## EXERCISE GOAL
Each entry below is to be extracted exactly.

## GIVEN ENTRIES
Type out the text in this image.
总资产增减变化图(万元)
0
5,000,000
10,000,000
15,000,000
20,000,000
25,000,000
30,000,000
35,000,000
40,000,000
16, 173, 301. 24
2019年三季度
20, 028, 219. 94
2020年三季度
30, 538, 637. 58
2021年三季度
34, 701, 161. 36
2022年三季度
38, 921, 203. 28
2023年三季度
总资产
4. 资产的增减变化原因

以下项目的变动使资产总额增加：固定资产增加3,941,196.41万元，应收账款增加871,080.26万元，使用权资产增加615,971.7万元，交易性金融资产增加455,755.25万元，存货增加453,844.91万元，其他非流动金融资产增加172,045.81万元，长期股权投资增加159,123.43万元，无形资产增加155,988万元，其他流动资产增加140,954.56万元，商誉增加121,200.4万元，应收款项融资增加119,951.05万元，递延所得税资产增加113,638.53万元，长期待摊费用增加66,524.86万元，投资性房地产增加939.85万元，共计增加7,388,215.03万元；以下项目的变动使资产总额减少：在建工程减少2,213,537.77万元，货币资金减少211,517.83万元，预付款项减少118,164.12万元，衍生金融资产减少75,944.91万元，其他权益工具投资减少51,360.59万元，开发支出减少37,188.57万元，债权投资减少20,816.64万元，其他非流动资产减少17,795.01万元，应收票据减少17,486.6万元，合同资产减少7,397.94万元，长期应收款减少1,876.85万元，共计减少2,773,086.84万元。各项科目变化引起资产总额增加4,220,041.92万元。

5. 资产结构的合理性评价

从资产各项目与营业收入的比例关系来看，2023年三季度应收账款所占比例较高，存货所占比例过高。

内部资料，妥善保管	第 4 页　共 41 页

## SOLUTION TO THIS PROBLEM
Type out the text in this image.
总资产增减变化图(万元)
0
5,000,000
10,000,000
15,000,000
20,000,000
25,000,000
30,000,000
35,000,000
40,000,000
16, 173, 301. 24
2019年三季度
20, 028, 219. 94
2020年三季度
30, 538, 637. 58
2021年三季度
34, 701, 161. 36
2022年三季度
38, 921, 203. 28
2023年三季度
总资产
4. 资产的增减变化原因

以下项目的变动使资产总额增加：固定资产增加3,941,196.41万元，应收账款增加871,080.26万元，使用权资产增加615,971.7万元，交易性金融资产增加455,755.25万元，存货增加453,844.91万元，其他非流动金融资产增加172,045.81万元，长期股权投资增加159,123.43万元，无形资产增加155,988万元，其他流动资产增加140,954.56万元，商誉增加121,200.4万元，应收款项融资增加119,951.05万元，递延所得税资产增加113,638.53万元，长期待摊费用增加66,524.86万元，投资性房地产增加939.85万元，共计增加7,388,215.03万元；以下项目的变动使资产总额减少：在建工程减少2,213,537.77万元，货币资金减少211,517.83万元，预付款项减少118,164.12万元，衍生金融资产减少75,944.91万元，其他权益工具投资减少51,360.59万元，开发支出减少37,188.57万元，债权投资减少20,816.64万元，其他非流动资产减少17,795.01万元，应收票据减少17,486.6万元，合同资产减少7,397.94万元，长期应收款减少1,876.85万元，共计减少2,773,086.84万元。各项科目变化引起资产总额增加4,220,041.92万元。

5. 资产结构的合理性评价

从资产各项目与营业收入的比例关系来看，2023年三季度应收账款所占比例较高，存货所占比例过高。

内部资料，妥善保管	第 4 页　共 41 页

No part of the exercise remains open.